EXERCISE TASK →
Which lines have the string "Registry"? Copy all of them from the entries below.

[Figure contents as structured data]
'''

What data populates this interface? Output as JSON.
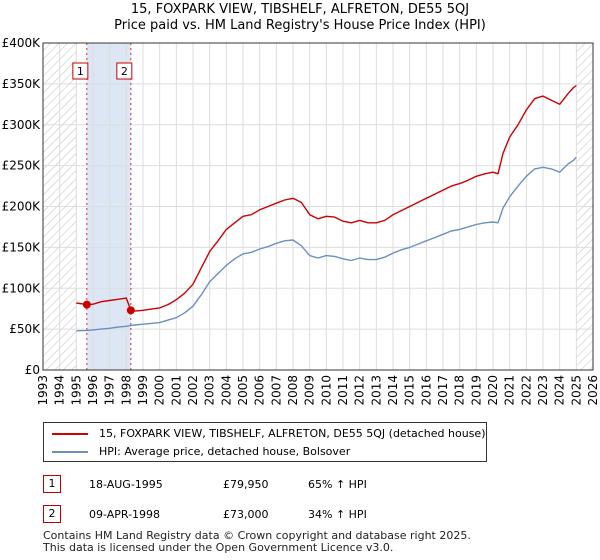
{
  "title_line1": "15, FOXPARK VIEW, TIBSHELF, ALFRETON, DE55 5QJ",
  "title_line2": "Price paid vs. HM Land Registry's House Price Index (HPI)",
  "legend": {
    "series1": "15, FOXPARK VIEW, TIBSHELF, ALFRETON, DE55 5QJ (detached house)",
    "series2": "HPI: Average price, detached house, Bolsover"
  },
  "transactions": [
    {
      "num": "1",
      "date": "18-AUG-1995",
      "price": "£79,950",
      "hpi": "65% ↑ HPI"
    },
    {
      "num": "2",
      "date": "09-APR-1998",
      "price": "£73,000",
      "hpi": "34% ↑ HPI"
    }
  ],
  "footer": {
    "line1": "Contains HM Land Registry data © Crown copyright and database right 2025.",
    "line2": "This data is licensed under the Open Government Licence v3.0."
  },
  "colors": {
    "price_line": "#cc0000",
    "hpi_line": "#6b8fc0",
    "sale_band": "#dde6f4",
    "hatch": "#c8c8c8",
    "grid": "#dddddd",
    "marker_border": "#cc0000"
  },
  "chart_data": {
    "type": "line",
    "title": "15, FOXPARK VIEW, TIBSHELF, ALFRETON, DE55 5QJ",
    "subtitle": "Price paid vs. HM Land Registry's House Price Index (HPI)",
    "xlabel": "",
    "ylabel": "",
    "xlim": [
      1993,
      2026
    ],
    "ylim": [
      0,
      400000
    ],
    "grid": true,
    "legend_position": "bottom",
    "x_ticks": [
      1993,
      1994,
      1995,
      1996,
      1997,
      1998,
      1999,
      2000,
      2001,
      2002,
      2003,
      2004,
      2005,
      2006,
      2007,
      2008,
      2009,
      2010,
      2011,
      2012,
      2013,
      2014,
      2015,
      2016,
      2017,
      2018,
      2019,
      2020,
      2021,
      2022,
      2023,
      2024,
      2025,
      2026
    ],
    "y_ticks": [
      {
        "value": 0,
        "label": "£0"
      },
      {
        "value": 50000,
        "label": "£50K"
      },
      {
        "value": 100000,
        "label": "£100K"
      },
      {
        "value": 150000,
        "label": "£150K"
      },
      {
        "value": 200000,
        "label": "£200K"
      },
      {
        "value": 250000,
        "label": "£250K"
      },
      {
        "value": 300000,
        "label": "£300K"
      },
      {
        "value": 350000,
        "label": "£350K"
      },
      {
        "value": 400000,
        "label": "£400K"
      }
    ],
    "hatched_before": 1995.0,
    "hatched_after": 2025.0,
    "sale_band": [
      1995.63,
      1998.27
    ],
    "markers": [
      {
        "label": "1",
        "x": 1995.63,
        "y": 79950
      },
      {
        "label": "2",
        "x": 1998.27,
        "y": 73000
      }
    ],
    "series": [
      {
        "name": "15, FOXPARK VIEW, TIBSHELF, ALFRETON, DE55 5QJ (detached house)",
        "x": [
          1995.0,
          1995.63,
          1996.0,
          1996.5,
          1997.0,
          1997.5,
          1998.0,
          1998.27,
          1998.5,
          1999.0,
          1999.5,
          2000.0,
          2000.5,
          2001.0,
          2001.5,
          2002.0,
          2002.5,
          2003.0,
          2003.5,
          2004.0,
          2004.5,
          2005.0,
          2005.5,
          2006.0,
          2006.5,
          2007.0,
          2007.5,
          2008.0,
          2008.5,
          2009.0,
          2009.5,
          2010.0,
          2010.5,
          2011.0,
          2011.5,
          2012.0,
          2012.5,
          2013.0,
          2013.5,
          2014.0,
          2014.5,
          2015.0,
          2015.5,
          2016.0,
          2016.5,
          2017.0,
          2017.5,
          2018.0,
          2018.5,
          2019.0,
          2019.5,
          2020.0,
          2020.3,
          2020.6,
          2021.0,
          2021.5,
          2022.0,
          2022.5,
          2023.0,
          2023.5,
          2024.0,
          2024.5,
          2024.8,
          2025.0
        ],
        "values": [
          82000,
          79950,
          80500,
          83500,
          85000,
          86500,
          88000,
          73000,
          72000,
          73000,
          74500,
          76000,
          80000,
          86000,
          94000,
          105000,
          125000,
          145000,
          158000,
          172000,
          180000,
          188000,
          190000,
          196000,
          200000,
          204000,
          208000,
          210000,
          205000,
          190000,
          185000,
          188000,
          187000,
          182000,
          180000,
          183000,
          180000,
          180000,
          183000,
          190000,
          195000,
          200000,
          205000,
          210000,
          215000,
          220000,
          225000,
          228000,
          232000,
          237000,
          240000,
          242000,
          240000,
          265000,
          285000,
          300000,
          318000,
          332000,
          335000,
          330000,
          325000,
          338000,
          345000,
          348000
        ]
      },
      {
        "name": "HPI: Average price, detached house, Bolsover",
        "x": [
          1995.0,
          1995.63,
          1996.0,
          1996.5,
          1997.0,
          1997.5,
          1998.0,
          1998.27,
          1998.5,
          1999.0,
          1999.5,
          2000.0,
          2000.5,
          2001.0,
          2001.5,
          2002.0,
          2002.5,
          2003.0,
          2003.5,
          2004.0,
          2004.5,
          2005.0,
          2005.5,
          2006.0,
          2006.5,
          2007.0,
          2007.5,
          2008.0,
          2008.5,
          2009.0,
          2009.5,
          2010.0,
          2010.5,
          2011.0,
          2011.5,
          2012.0,
          2012.5,
          2013.0,
          2013.5,
          2014.0,
          2014.5,
          2015.0,
          2015.5,
          2016.0,
          2016.5,
          2017.0,
          2017.5,
          2018.0,
          2018.5,
          2019.0,
          2019.5,
          2020.0,
          2020.3,
          2020.6,
          2021.0,
          2021.5,
          2022.0,
          2022.5,
          2023.0,
          2023.5,
          2024.0,
          2024.5,
          2024.8,
          2025.0
        ],
        "values": [
          48000,
          48500,
          49000,
          50000,
          51000,
          52500,
          53500,
          54500,
          55000,
          56000,
          57000,
          58000,
          61000,
          64000,
          70000,
          78000,
          92000,
          108000,
          118000,
          128000,
          136000,
          142000,
          144000,
          148000,
          151000,
          155000,
          158000,
          159000,
          152000,
          140000,
          137000,
          140000,
          139000,
          136000,
          134000,
          137000,
          135000,
          135000,
          138000,
          143000,
          147000,
          150000,
          154000,
          158000,
          162000,
          166000,
          170000,
          172000,
          175000,
          178000,
          180000,
          181000,
          180000,
          198000,
          212000,
          225000,
          237000,
          246000,
          248000,
          246000,
          242000,
          252000,
          256000,
          260000
        ]
      }
    ]
  }
}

'''

SOLUTION BELOW →
  "title_line2": "Price paid vs. HM Land Registry's House Price Index (HPI)",
    "line1": "Contains HM Land Registry data © Crown copyright and database right 2025.",
    "subtitle": "Price paid vs. HM Land Registry's House Price Index (HPI)",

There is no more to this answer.